→ Your instructions:
Transcribe all the records exactly and omit any images they hold.

→ Records to use:
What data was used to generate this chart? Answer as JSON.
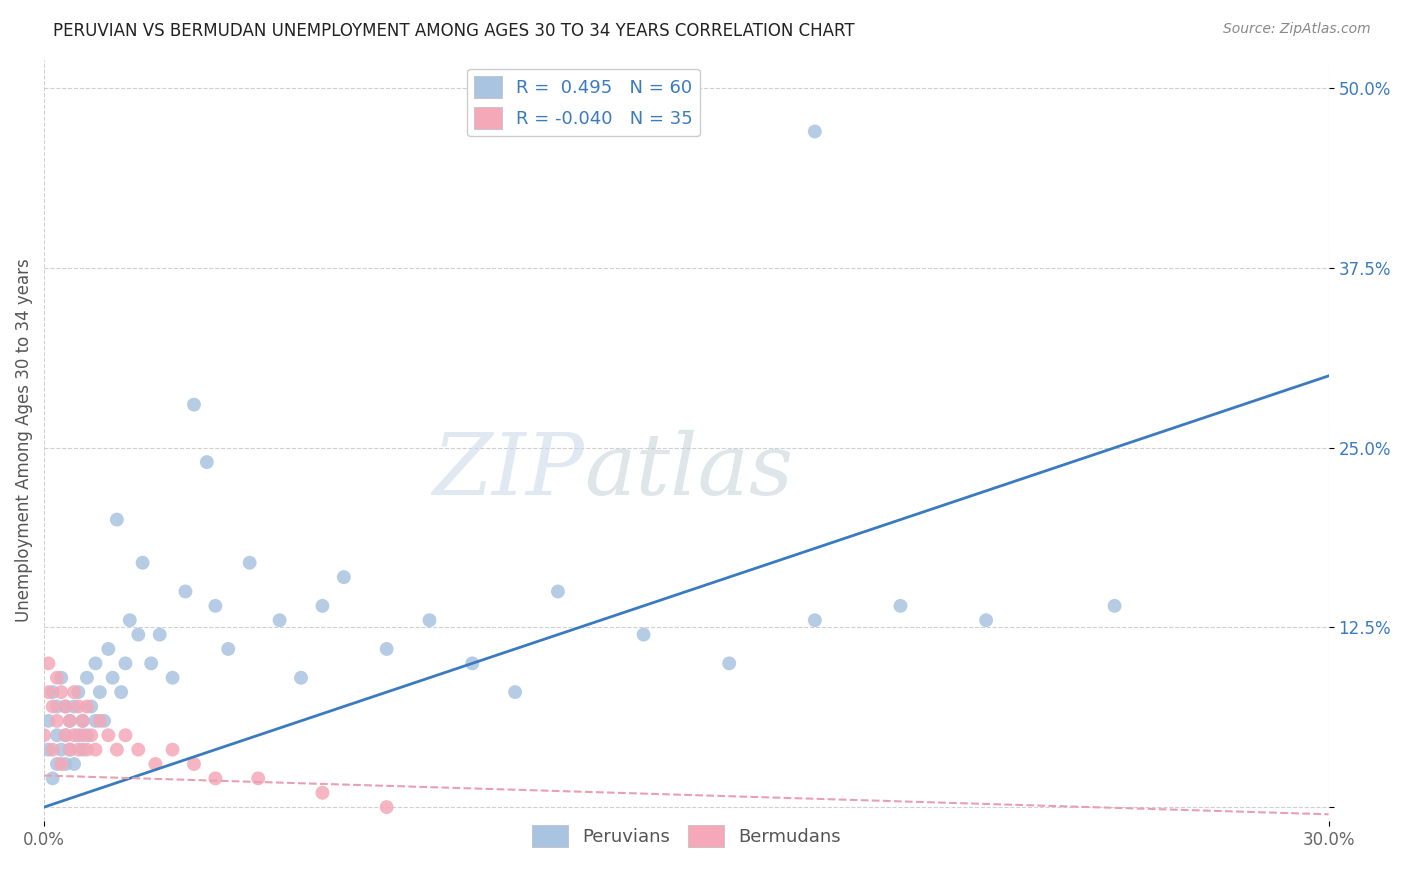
{
  "title": "PERUVIAN VS BERMUDAN UNEMPLOYMENT AMONG AGES 30 TO 34 YEARS CORRELATION CHART",
  "source": "Source: ZipAtlas.com",
  "ylabel": "Unemployment Among Ages 30 to 34 years",
  "xlim": [
    0.0,
    0.3
  ],
  "ylim": [
    -0.01,
    0.52
  ],
  "ytick_positions": [
    0.0,
    0.125,
    0.25,
    0.375,
    0.5
  ],
  "ytick_labels": [
    "",
    "12.5%",
    "25.0%",
    "37.5%",
    "50.0%"
  ],
  "peruvian_color": "#a8c4e0",
  "bermudan_color": "#f4a8b8",
  "peruvian_line_color": "#3a7bbf",
  "bermudan_line_color": "#e8a0b0",
  "legend_R_peru": " 0.495",
  "legend_N_peru": "60",
  "legend_R_berm": "-0.040",
  "legend_N_berm": "35",
  "watermark_zip": "ZIP",
  "watermark_atlas": "atlas",
  "peru_trend_x0": 0.0,
  "peru_trend_y0": 0.0,
  "peru_trend_x1": 0.3,
  "peru_trend_y1": 0.3,
  "berm_trend_x0": 0.0,
  "berm_trend_y0": 0.022,
  "berm_trend_x1": 0.3,
  "berm_trend_y1": -0.005,
  "peruvian_x": [
    0.001,
    0.001,
    0.002,
    0.002,
    0.003,
    0.003,
    0.003,
    0.004,
    0.004,
    0.005,
    0.005,
    0.005,
    0.006,
    0.006,
    0.007,
    0.007,
    0.008,
    0.008,
    0.009,
    0.009,
    0.01,
    0.01,
    0.011,
    0.012,
    0.012,
    0.013,
    0.014,
    0.015,
    0.016,
    0.017,
    0.018,
    0.019,
    0.02,
    0.022,
    0.023,
    0.025,
    0.027,
    0.03,
    0.033,
    0.035,
    0.038,
    0.04,
    0.043,
    0.048,
    0.055,
    0.06,
    0.065,
    0.07,
    0.08,
    0.09,
    0.1,
    0.11,
    0.12,
    0.14,
    0.16,
    0.18,
    0.2,
    0.22,
    0.25,
    0.18
  ],
  "peruvian_y": [
    0.04,
    0.06,
    0.02,
    0.08,
    0.03,
    0.05,
    0.07,
    0.04,
    0.09,
    0.03,
    0.05,
    0.07,
    0.04,
    0.06,
    0.03,
    0.07,
    0.05,
    0.08,
    0.04,
    0.06,
    0.05,
    0.09,
    0.07,
    0.06,
    0.1,
    0.08,
    0.06,
    0.11,
    0.09,
    0.2,
    0.08,
    0.1,
    0.13,
    0.12,
    0.17,
    0.1,
    0.12,
    0.09,
    0.15,
    0.28,
    0.24,
    0.14,
    0.11,
    0.17,
    0.13,
    0.09,
    0.14,
    0.16,
    0.11,
    0.13,
    0.1,
    0.08,
    0.15,
    0.12,
    0.1,
    0.13,
    0.14,
    0.13,
    0.14,
    0.47
  ],
  "bermudan_x": [
    0.0,
    0.001,
    0.001,
    0.002,
    0.002,
    0.003,
    0.003,
    0.004,
    0.004,
    0.005,
    0.005,
    0.006,
    0.006,
    0.007,
    0.007,
    0.008,
    0.008,
    0.009,
    0.009,
    0.01,
    0.01,
    0.011,
    0.012,
    0.013,
    0.015,
    0.017,
    0.019,
    0.022,
    0.026,
    0.03,
    0.035,
    0.04,
    0.05,
    0.065,
    0.08
  ],
  "bermudan_y": [
    0.05,
    0.08,
    0.1,
    0.04,
    0.07,
    0.06,
    0.09,
    0.03,
    0.08,
    0.05,
    0.07,
    0.04,
    0.06,
    0.05,
    0.08,
    0.04,
    0.07,
    0.05,
    0.06,
    0.04,
    0.07,
    0.05,
    0.04,
    0.06,
    0.05,
    0.04,
    0.05,
    0.04,
    0.03,
    0.04,
    0.03,
    0.02,
    0.02,
    0.01,
    0.0
  ]
}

→ Full solution:
What data was used to generate this chart? Answer as JSON.
{
  "title": "PERUVIAN VS BERMUDAN UNEMPLOYMENT AMONG AGES 30 TO 34 YEARS CORRELATION CHART",
  "source": "Source: ZipAtlas.com",
  "ylabel": "Unemployment Among Ages 30 to 34 years",
  "xlim": [
    0.0,
    0.3
  ],
  "ylim": [
    -0.01,
    0.52
  ],
  "ytick_positions": [
    0.0,
    0.125,
    0.25,
    0.375,
    0.5
  ],
  "ytick_labels": [
    "",
    "12.5%",
    "25.0%",
    "37.5%",
    "50.0%"
  ],
  "peruvian_color": "#a8c4e0",
  "bermudan_color": "#f4a8b8",
  "peruvian_line_color": "#3a7bbf",
  "bermudan_line_color": "#e8a0b0",
  "legend_R_peru": " 0.495",
  "legend_N_peru": "60",
  "legend_R_berm": "-0.040",
  "legend_N_berm": "35",
  "watermark_zip": "ZIP",
  "watermark_atlas": "atlas",
  "peru_trend_x0": 0.0,
  "peru_trend_y0": 0.0,
  "peru_trend_x1": 0.3,
  "peru_trend_y1": 0.3,
  "berm_trend_x0": 0.0,
  "berm_trend_y0": 0.022,
  "berm_trend_x1": 0.3,
  "berm_trend_y1": -0.005,
  "peruvian_x": [
    0.001,
    0.001,
    0.002,
    0.002,
    0.003,
    0.003,
    0.003,
    0.004,
    0.004,
    0.005,
    0.005,
    0.005,
    0.006,
    0.006,
    0.007,
    0.007,
    0.008,
    0.008,
    0.009,
    0.009,
    0.01,
    0.01,
    0.011,
    0.012,
    0.012,
    0.013,
    0.014,
    0.015,
    0.016,
    0.017,
    0.018,
    0.019,
    0.02,
    0.022,
    0.023,
    0.025,
    0.027,
    0.03,
    0.033,
    0.035,
    0.038,
    0.04,
    0.043,
    0.048,
    0.055,
    0.06,
    0.065,
    0.07,
    0.08,
    0.09,
    0.1,
    0.11,
    0.12,
    0.14,
    0.16,
    0.18,
    0.2,
    0.22,
    0.25,
    0.18
  ],
  "peruvian_y": [
    0.04,
    0.06,
    0.02,
    0.08,
    0.03,
    0.05,
    0.07,
    0.04,
    0.09,
    0.03,
    0.05,
    0.07,
    0.04,
    0.06,
    0.03,
    0.07,
    0.05,
    0.08,
    0.04,
    0.06,
    0.05,
    0.09,
    0.07,
    0.06,
    0.1,
    0.08,
    0.06,
    0.11,
    0.09,
    0.2,
    0.08,
    0.1,
    0.13,
    0.12,
    0.17,
    0.1,
    0.12,
    0.09,
    0.15,
    0.28,
    0.24,
    0.14,
    0.11,
    0.17,
    0.13,
    0.09,
    0.14,
    0.16,
    0.11,
    0.13,
    0.1,
    0.08,
    0.15,
    0.12,
    0.1,
    0.13,
    0.14,
    0.13,
    0.14,
    0.47
  ],
  "bermudan_x": [
    0.0,
    0.001,
    0.001,
    0.002,
    0.002,
    0.003,
    0.003,
    0.004,
    0.004,
    0.005,
    0.005,
    0.006,
    0.006,
    0.007,
    0.007,
    0.008,
    0.008,
    0.009,
    0.009,
    0.01,
    0.01,
    0.011,
    0.012,
    0.013,
    0.015,
    0.017,
    0.019,
    0.022,
    0.026,
    0.03,
    0.035,
    0.04,
    0.05,
    0.065,
    0.08
  ],
  "bermudan_y": [
    0.05,
    0.08,
    0.1,
    0.04,
    0.07,
    0.06,
    0.09,
    0.03,
    0.08,
    0.05,
    0.07,
    0.04,
    0.06,
    0.05,
    0.08,
    0.04,
    0.07,
    0.05,
    0.06,
    0.04,
    0.07,
    0.05,
    0.04,
    0.06,
    0.05,
    0.04,
    0.05,
    0.04,
    0.03,
    0.04,
    0.03,
    0.02,
    0.02,
    0.01,
    0.0
  ]
}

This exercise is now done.